**EXERCISE DETAILS**
Every line in the listing is to be echoed verbatim.

begin

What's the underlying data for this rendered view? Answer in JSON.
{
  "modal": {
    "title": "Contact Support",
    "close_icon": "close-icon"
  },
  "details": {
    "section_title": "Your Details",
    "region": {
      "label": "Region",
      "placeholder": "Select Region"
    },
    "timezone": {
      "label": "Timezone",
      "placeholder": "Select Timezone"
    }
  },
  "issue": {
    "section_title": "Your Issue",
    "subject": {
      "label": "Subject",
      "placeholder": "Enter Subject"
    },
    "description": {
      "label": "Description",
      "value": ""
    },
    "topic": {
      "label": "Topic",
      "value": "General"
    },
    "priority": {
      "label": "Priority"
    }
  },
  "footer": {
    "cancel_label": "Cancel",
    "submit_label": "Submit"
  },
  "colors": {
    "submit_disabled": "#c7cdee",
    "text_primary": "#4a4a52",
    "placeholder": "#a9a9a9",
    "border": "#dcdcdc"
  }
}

end

**ANSWER TO THE PROBLEM**
What's the underlying data for this rendered view? Answer in JSON.
{
  "modal": {
    "title": "Contact Support",
    "close_icon": "close-icon"
  },
  "details": {
    "section_title": "Your Details",
    "region": {
      "label": "Region",
      "placeholder": "Select Region"
    },
    "timezone": {
      "label": "Timezone",
      "placeholder": "Select Timezone"
    }
  },
  "issue": {
    "section_title": "Your Issue",
    "subject": {
      "label": "Subject",
      "placeholder": "Enter Subject"
    },
    "description": {
      "label": "Description",
      "value": ""
    },
    "topic": {
      "label": "Topic",
      "value": "General"
    },
    "priority": {
      "label": "Priority"
    }
  },
  "footer": {
    "cancel_label": "Cancel",
    "submit_label": "Submit"
  },
  "colors": {
    "submit_disabled": "#c7cdee",
    "text_primary": "#4a4a52",
    "placeholder": "#a9a9a9",
    "border": "#dcdcdc"
  }
}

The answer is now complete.